The input:
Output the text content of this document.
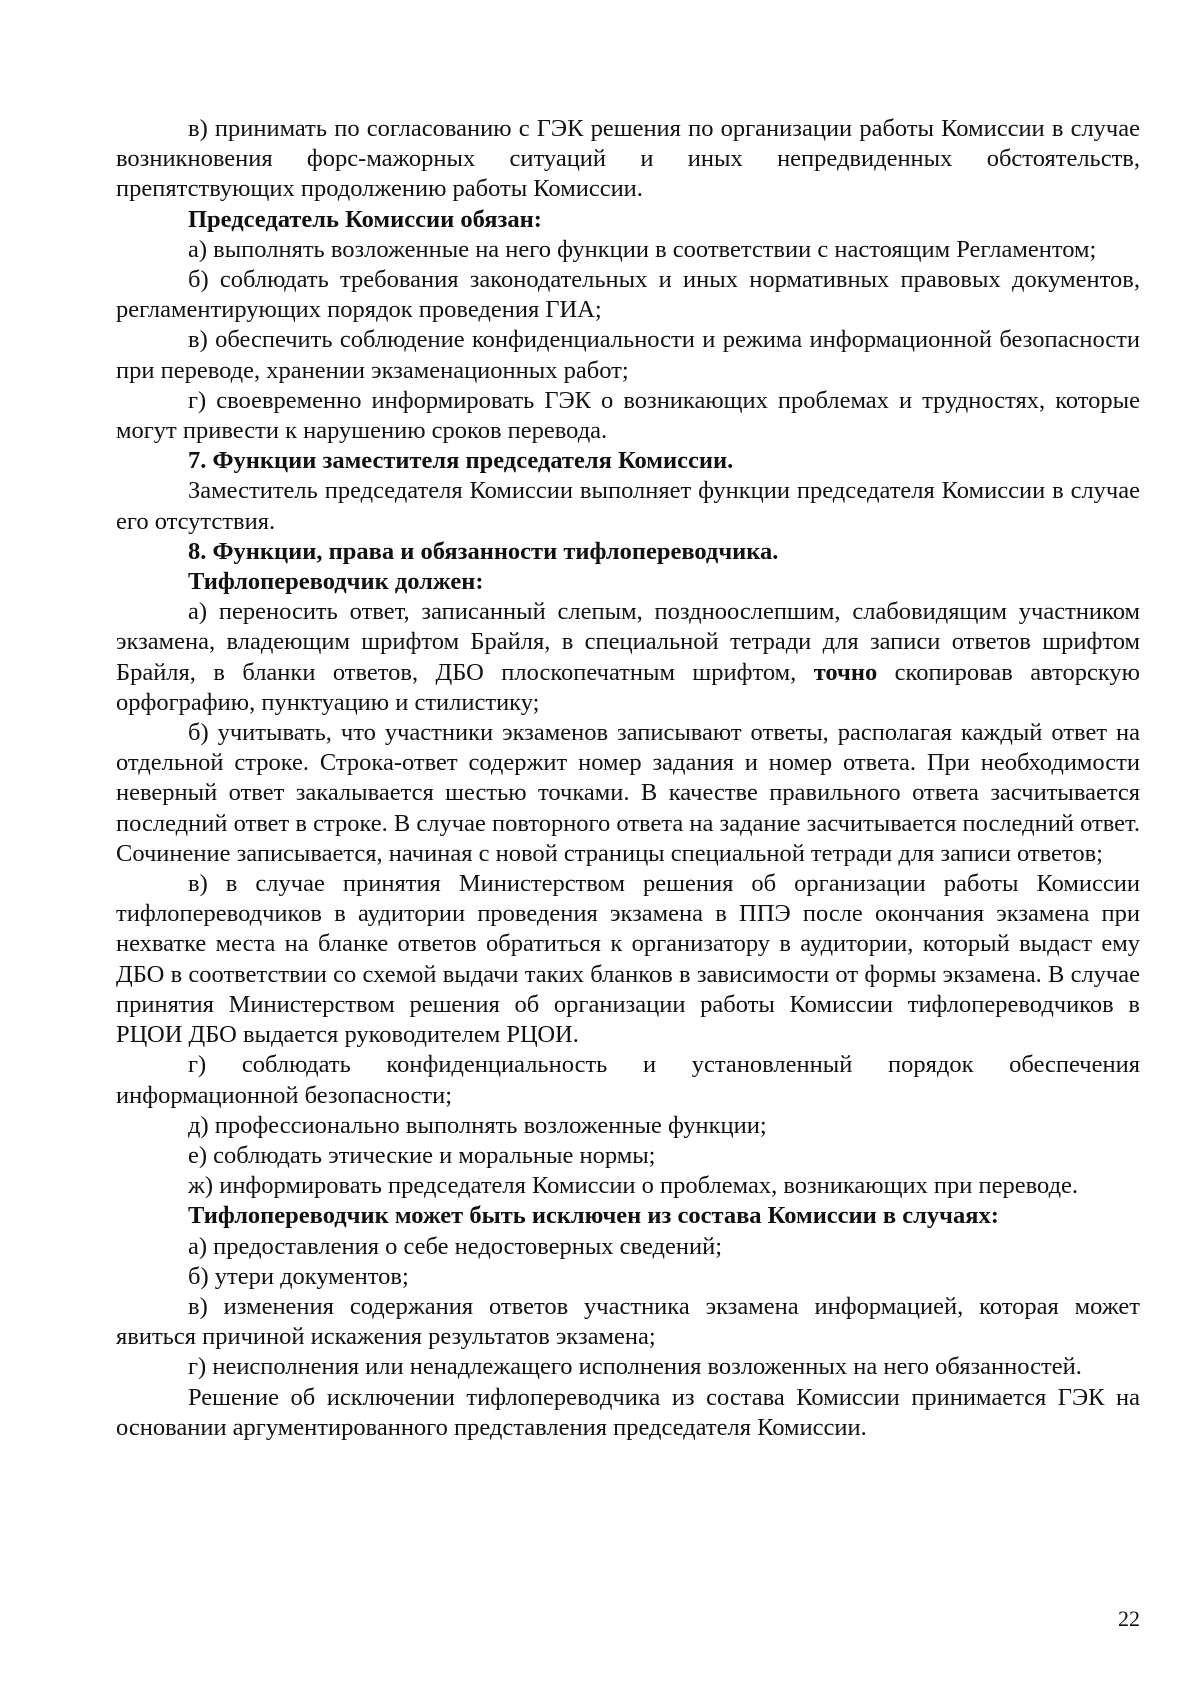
в) принимать по согласованию с ГЭК решения по организации работы Комиссии в случае возникновения форс-мажорных ситуаций и иных непредвиденных обстоятельств, препятствующих продолжению работы Комиссии.

Председатель Комиссии обязан:

а) выполнять возложенные на него функции в соответствии с настоящим Регламентом;

б) соблюдать требования законодательных и иных нормативных правовых документов, регламентирующих порядок проведения ГИА;

в) обеспечить соблюдение конфиденциальности и режима информационной безопасности при переводе, хранении экзаменационных работ;

г) своевременно информировать ГЭК о возникающих проблемах и трудностях, которые могут привести к нарушению сроков перевода.

7. Функции заместителя председателя Комиссии.

Заместитель председателя Комиссии выполняет функции председателя Комиссии в случае его отсутствия.

8. Функции, права и обязанности тифлопереводчика.

Тифлопереводчик должен:

а) переносить ответ, записанный слепым, поздноослепшим, слабовидящим участником экзамена, владеющим шрифтом Брайля, в специальной тетради для записи ответов шрифтом Брайля, в бланки ответов, ДБО плоскопечатным шрифтом, точно скопировав авторскую орфографию, пунктуацию и стилистику;

б) учитывать, что участники экзаменов записывают ответы, располагая каждый ответ на отдельной строке. Строка-ответ содержит номер задания и номер ответа. При необходимости неверный ответ закалывается шестью точками. В качестве правильного ответа засчитывается последний ответ в строке. В случае повторного ответа на задание засчитывается последний ответ. Сочинение записывается, начиная с новой страницы специальной тетради для записи ответов;

в) в случае принятия Министерством решения об организации работы Комиссии тифлопереводчиков в аудитории проведения экзамена в ППЭ после окончания экзамена при нехватке места на бланке ответов обратиться к организатору в аудитории, который выдаст ему ДБО в соответствии со схемой выдачи таких бланков в зависимости от формы экзамена. В случае принятия Министерством решения об организации работы Комиссии тифлопереводчиков в РЦОИ ДБО выдается руководителем РЦОИ.

г) соблюдать конфиденциальность и установленный порядок обеспечения информационной безопасности;

д) профессионально выполнять возложенные функции;

е) соблюдать этические и моральные нормы;

ж) информировать председателя Комиссии о проблемах, возникающих при переводе.

Тифлопереводчик может быть исключен из состава Комиссии в случаях:

а) предоставления о себе недостоверных сведений;

б) утери документов;

в) изменения содержания ответов участника экзамена информацией, которая может явиться причиной искажения результатов экзамена;

г) неисполнения или ненадлежащего исполнения возложенных на него обязанностей.

Решение об исключении тифлопереводчика из состава Комиссии принимается ГЭК на основании аргументированного представления председателя Комиссии.

22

Directive:
Copy the listing in full and without alteration, omitting every picture.

Expected output:
Output the text content of this document.
в) принимать по согласованию с ГЭК решения по организации работы Комиссии в случае возникновения форс-мажорных ситуаций и иных непредвиденных обстоятельств, препятствующих продолжению работы Комиссии.

Председатель Комиссии обязан:

а) выполнять возложенные на него функции в соответствии с настоящим Регламентом;

б) соблюдать требования законодательных и иных нормативных правовых документов, регламентирующих порядок проведения ГИА;

в) обеспечить соблюдение конфиденциальности и режима информационной безопасности при переводе, хранении экзаменационных работ;

г) своевременно информировать ГЭК о возникающих проблемах и трудностях, которые могут привести к нарушению сроков перевода.

7. Функции заместителя председателя Комиссии.

Заместитель председателя Комиссии выполняет функции председателя Комиссии в случае его отсутствия.

8. Функции, права и обязанности тифлопереводчика.

Тифлопереводчик должен:

а) переносить ответ, записанный слепым, поздноослепшим, слабовидящим участником экзамена, владеющим шрифтом Брайля, в специальной тетради для записи ответов шрифтом Брайля, в бланки ответов, ДБО плоскопечатным шрифтом, точно скопировав авторскую орфографию, пунктуацию и стилистику;

б) учитывать, что участники экзаменов записывают ответы, располагая каждый ответ на отдельной строке. Строка-ответ содержит номер задания и номер ответа. При необходимости неверный ответ закалывается шестью точками. В качестве правильного ответа засчитывается последний ответ в строке. В случае повторного ответа на задание засчитывается последний ответ. Сочинение записывается, начиная с новой страницы специальной тетради для записи ответов;

в) в случае принятия Министерством решения об организации работы Комиссии тифлопереводчиков в аудитории проведения экзамена в ППЭ после окончания экзамена при нехватке места на бланке ответов обратиться к организатору в аудитории, который выдаст ему ДБО в соответствии со схемой выдачи таких бланков в зависимости от формы экзамена. В случае принятия Министерством решения об организации работы Комиссии тифлопереводчиков в РЦОИ ДБО выдается руководителем РЦОИ.

г) соблюдать конфиденциальность и установленный порядок обеспечения информационной безопасности;

д) профессионально выполнять возложенные функции;

е) соблюдать этические и моральные нормы;

ж) информировать председателя Комиссии о проблемах, возникающих при переводе.

Тифлопереводчик может быть исключен из состава Комиссии в случаях:

а) предоставления о себе недостоверных сведений;

б) утери документов;

в) изменения содержания ответов участника экзамена информацией, которая может явиться причиной искажения результатов экзамена;

г) неисполнения или ненадлежащего исполнения возложенных на него обязанностей.

Решение об исключении тифлопереводчика из состава Комиссии принимается ГЭК на основании аргументированного представления председателя Комиссии.

22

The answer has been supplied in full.